Records to use ▸
────────────────────────────────────────

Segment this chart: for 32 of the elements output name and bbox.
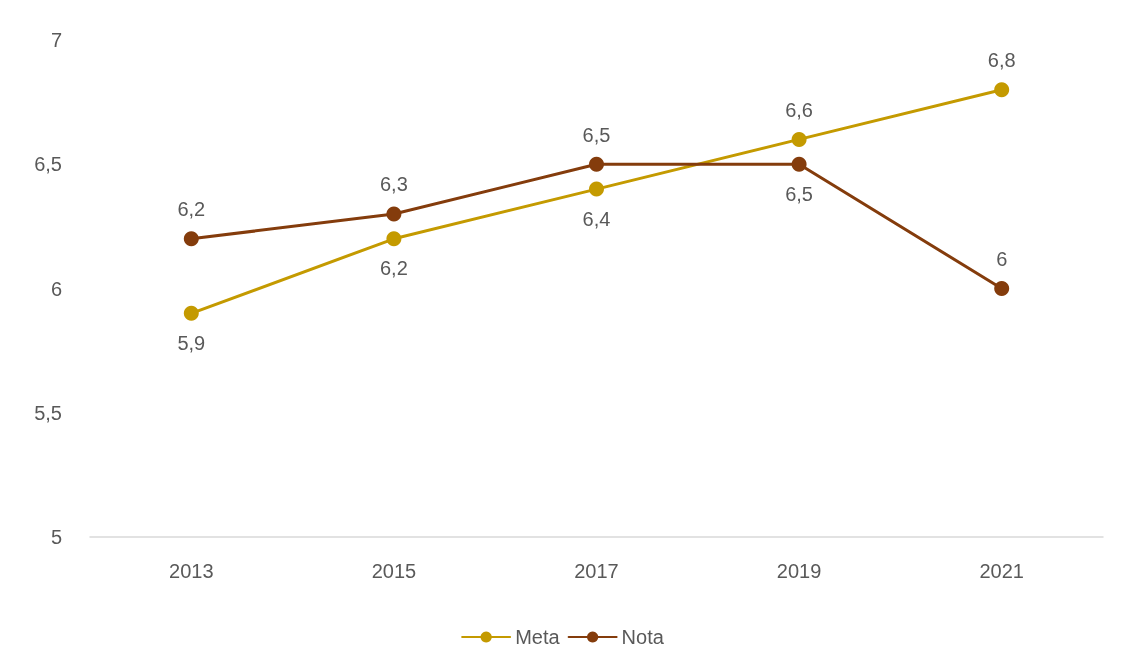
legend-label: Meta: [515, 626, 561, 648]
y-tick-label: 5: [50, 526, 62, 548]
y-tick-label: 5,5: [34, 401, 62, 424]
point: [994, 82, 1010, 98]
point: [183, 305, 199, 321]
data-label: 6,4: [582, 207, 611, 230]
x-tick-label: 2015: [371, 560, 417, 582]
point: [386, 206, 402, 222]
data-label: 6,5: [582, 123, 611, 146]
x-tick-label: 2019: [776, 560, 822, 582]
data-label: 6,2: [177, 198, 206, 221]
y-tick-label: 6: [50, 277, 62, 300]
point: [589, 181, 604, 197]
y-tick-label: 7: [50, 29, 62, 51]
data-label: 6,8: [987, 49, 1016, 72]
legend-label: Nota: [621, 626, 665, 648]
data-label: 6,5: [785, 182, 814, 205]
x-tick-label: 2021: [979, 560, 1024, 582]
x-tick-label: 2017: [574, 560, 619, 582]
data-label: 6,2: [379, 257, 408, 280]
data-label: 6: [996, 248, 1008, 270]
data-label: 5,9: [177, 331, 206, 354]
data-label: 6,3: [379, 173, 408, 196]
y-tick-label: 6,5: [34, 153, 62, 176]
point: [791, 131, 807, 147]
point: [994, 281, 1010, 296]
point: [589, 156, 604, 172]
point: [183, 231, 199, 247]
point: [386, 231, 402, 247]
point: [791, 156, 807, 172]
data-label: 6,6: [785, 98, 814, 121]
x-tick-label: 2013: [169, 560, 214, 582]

────────────────────────────────────────

Format the entries from the line with "legend-label: Meta: [515, 626, 561, 648]" to the line with "y-tick-label: 7: [50, 29, 62, 51]", both included, as a JSON list of strings with one string per line, leaving out blank lines.

Completed exercise ▸
[
  "legend-label: Meta: [515, 626, 561, 648]",
  "y-tick-label: 5: [50, 526, 62, 548]",
  "y-tick-label: 5,5: [34, 401, 62, 424]",
  "point: [994, 82, 1010, 98]",
  "point: [183, 305, 199, 321]",
  "data-label: 6,4: [582, 207, 611, 230]",
  "x-tick-label: 2015: [371, 560, 417, 582]",
  "point: [386, 206, 402, 222]",
  "data-label: 6,5: [582, 123, 611, 146]",
  "x-tick-label: 2019: [776, 560, 822, 582]",
  "data-label: 6,2: [177, 198, 206, 221]",
  "y-tick-label: 6: [50, 277, 62, 300]",
  "point: [589, 181, 604, 197]",
  "y-tick-label: 7: [50, 29, 62, 51]"
]